Write out, character for character, the line containing "What text is on this page?" and all lines after it up to the end of the listing.

BEGIN Records

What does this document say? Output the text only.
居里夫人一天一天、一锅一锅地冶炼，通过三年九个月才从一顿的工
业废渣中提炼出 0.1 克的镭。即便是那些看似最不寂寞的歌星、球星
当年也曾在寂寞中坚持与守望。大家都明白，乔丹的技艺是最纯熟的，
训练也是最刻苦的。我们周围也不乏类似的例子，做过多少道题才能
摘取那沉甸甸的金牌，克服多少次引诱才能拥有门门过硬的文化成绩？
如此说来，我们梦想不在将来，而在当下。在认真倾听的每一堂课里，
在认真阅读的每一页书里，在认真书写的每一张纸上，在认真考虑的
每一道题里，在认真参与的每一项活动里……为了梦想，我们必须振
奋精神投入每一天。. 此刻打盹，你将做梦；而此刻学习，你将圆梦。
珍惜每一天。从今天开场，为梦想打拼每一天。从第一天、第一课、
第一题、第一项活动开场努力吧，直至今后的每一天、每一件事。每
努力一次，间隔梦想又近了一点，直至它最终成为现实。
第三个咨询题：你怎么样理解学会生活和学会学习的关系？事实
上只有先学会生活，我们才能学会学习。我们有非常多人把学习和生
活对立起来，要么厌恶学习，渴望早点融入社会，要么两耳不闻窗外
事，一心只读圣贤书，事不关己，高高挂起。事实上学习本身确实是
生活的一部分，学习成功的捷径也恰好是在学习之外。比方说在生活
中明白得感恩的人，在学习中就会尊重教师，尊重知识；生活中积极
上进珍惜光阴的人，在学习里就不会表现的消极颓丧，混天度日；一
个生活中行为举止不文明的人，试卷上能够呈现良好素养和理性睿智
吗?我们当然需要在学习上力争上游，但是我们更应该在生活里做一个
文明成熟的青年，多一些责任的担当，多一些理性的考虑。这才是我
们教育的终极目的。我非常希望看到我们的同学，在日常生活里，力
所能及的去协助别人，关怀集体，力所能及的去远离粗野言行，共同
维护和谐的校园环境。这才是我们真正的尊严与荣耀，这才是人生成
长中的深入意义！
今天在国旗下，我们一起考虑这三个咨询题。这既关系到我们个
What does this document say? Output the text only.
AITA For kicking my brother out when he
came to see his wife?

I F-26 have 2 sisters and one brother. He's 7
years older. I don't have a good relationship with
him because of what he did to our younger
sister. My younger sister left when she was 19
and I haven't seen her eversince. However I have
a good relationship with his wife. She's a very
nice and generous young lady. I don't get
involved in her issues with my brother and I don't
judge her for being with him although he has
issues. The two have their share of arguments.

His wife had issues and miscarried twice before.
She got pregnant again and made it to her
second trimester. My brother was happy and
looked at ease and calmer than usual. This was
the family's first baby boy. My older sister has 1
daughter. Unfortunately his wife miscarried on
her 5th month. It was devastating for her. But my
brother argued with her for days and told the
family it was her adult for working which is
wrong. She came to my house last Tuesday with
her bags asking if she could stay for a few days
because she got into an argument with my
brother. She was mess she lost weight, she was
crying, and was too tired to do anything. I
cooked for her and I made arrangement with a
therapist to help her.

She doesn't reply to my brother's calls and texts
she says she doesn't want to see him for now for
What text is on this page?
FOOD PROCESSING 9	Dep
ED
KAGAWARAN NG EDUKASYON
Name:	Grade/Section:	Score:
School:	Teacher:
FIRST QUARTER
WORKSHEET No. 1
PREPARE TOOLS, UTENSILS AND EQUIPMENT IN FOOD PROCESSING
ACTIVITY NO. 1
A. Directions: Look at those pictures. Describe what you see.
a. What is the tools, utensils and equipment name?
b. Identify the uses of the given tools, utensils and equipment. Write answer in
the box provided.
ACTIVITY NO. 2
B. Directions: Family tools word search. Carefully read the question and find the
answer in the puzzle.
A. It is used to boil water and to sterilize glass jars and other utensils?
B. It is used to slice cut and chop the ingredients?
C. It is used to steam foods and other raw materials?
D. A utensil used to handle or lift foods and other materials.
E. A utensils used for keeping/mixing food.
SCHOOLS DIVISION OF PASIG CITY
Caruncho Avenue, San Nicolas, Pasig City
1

END Records

**Written reply:**
What text is on this page?
FOOD PROCESSING 9	Dep
ED
KAGAWARAN NG EDUKASYON
Name:	Grade/Section:	Score:
School:	Teacher:
FIRST QUARTER
WORKSHEET No. 1
PREPARE TOOLS, UTENSILS AND EQUIPMENT IN FOOD PROCESSING
ACTIVITY NO. 1
A. Directions: Look at those pictures. Describe what you see.
a. What is the tools, utensils and equipment name?
b. Identify the uses of the given tools, utensils and equipment. Write answer in
the box provided.
ACTIVITY NO. 2
B. Directions: Family tools word search. Carefully read the question and find the
answer in the puzzle.
A. It is used to boil water and to sterilize glass jars and other utensils?
B. It is used to slice cut and chop the ingredients?
C. It is used to steam foods and other raw materials?
D. A utensil used to handle or lift foods and other materials.
E. A utensils used for keeping/mixing food.
SCHOOLS DIVISION OF PASIG CITY
Caruncho Avenue, San Nicolas, Pasig City
1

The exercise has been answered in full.